DIRECTIONS FOR THIS TASK =
Reproduce every entry below precisely; do not include the pictures.

RECORDS TO USE =
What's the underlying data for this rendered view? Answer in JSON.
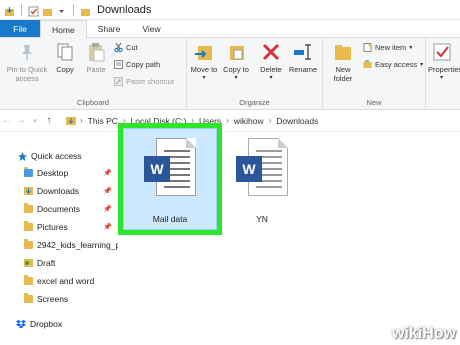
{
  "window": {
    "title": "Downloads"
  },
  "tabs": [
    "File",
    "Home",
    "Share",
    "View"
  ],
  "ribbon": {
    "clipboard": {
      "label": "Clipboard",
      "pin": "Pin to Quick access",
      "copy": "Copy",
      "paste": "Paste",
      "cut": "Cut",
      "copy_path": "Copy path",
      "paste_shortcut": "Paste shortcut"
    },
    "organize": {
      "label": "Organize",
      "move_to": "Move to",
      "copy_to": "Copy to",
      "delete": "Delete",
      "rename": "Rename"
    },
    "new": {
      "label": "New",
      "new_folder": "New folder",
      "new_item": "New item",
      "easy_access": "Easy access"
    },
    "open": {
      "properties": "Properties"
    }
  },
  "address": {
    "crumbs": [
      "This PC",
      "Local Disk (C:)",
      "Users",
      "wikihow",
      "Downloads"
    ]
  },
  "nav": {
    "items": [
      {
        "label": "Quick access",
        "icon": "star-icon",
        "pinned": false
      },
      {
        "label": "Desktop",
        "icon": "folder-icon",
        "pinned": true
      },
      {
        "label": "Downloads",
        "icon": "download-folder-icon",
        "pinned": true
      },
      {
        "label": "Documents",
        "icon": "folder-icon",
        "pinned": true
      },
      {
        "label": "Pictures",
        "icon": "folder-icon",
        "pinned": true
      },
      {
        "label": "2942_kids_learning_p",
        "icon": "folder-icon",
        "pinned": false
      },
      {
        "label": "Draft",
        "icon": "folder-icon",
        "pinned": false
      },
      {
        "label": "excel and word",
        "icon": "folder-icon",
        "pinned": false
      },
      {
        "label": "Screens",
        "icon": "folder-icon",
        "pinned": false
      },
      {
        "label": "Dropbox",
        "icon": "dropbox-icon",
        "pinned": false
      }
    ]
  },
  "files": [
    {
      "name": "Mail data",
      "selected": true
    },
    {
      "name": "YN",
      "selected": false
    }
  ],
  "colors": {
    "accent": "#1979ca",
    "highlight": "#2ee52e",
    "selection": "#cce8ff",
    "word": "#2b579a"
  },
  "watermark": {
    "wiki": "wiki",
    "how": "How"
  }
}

PROBLEM SOLUTION =
What's the underlying data for this rendered view? Answer in JSON.
{
  "window": {
    "title": "Downloads"
  },
  "tabs": [
    "File",
    "Home",
    "Share",
    "View"
  ],
  "ribbon": {
    "clipboard": {
      "label": "Clipboard",
      "pin": "Pin to Quick access",
      "copy": "Copy",
      "paste": "Paste",
      "cut": "Cut",
      "copy_path": "Copy path",
      "paste_shortcut": "Paste shortcut"
    },
    "organize": {
      "label": "Organize",
      "move_to": "Move to",
      "copy_to": "Copy to",
      "delete": "Delete",
      "rename": "Rename"
    },
    "new": {
      "label": "New",
      "new_folder": "New folder",
      "new_item": "New item",
      "easy_access": "Easy access"
    },
    "open": {
      "properties": "Properties"
    }
  },
  "address": {
    "crumbs": [
      "This PC",
      "Local Disk (C:)",
      "Users",
      "wikihow",
      "Downloads"
    ]
  },
  "nav": {
    "items": [
      {
        "label": "Quick access",
        "icon": "star-icon",
        "pinned": false
      },
      {
        "label": "Desktop",
        "icon": "folder-icon",
        "pinned": true
      },
      {
        "label": "Downloads",
        "icon": "download-folder-icon",
        "pinned": true
      },
      {
        "label": "Documents",
        "icon": "folder-icon",
        "pinned": true
      },
      {
        "label": "Pictures",
        "icon": "folder-icon",
        "pinned": true
      },
      {
        "label": "2942_kids_learning_p",
        "icon": "folder-icon",
        "pinned": false
      },
      {
        "label": "Draft",
        "icon": "folder-icon",
        "pinned": false
      },
      {
        "label": "excel and word",
        "icon": "folder-icon",
        "pinned": false
      },
      {
        "label": "Screens",
        "icon": "folder-icon",
        "pinned": false
      },
      {
        "label": "Dropbox",
        "icon": "dropbox-icon",
        "pinned": false
      }
    ]
  },
  "files": [
    {
      "name": "Mail data",
      "selected": true
    },
    {
      "name": "YN",
      "selected": false
    }
  ],
  "colors": {
    "accent": "#1979ca",
    "highlight": "#2ee52e",
    "selection": "#cce8ff",
    "word": "#2b579a"
  },
  "watermark": {
    "wiki": "wiki",
    "how": "How"
  }
}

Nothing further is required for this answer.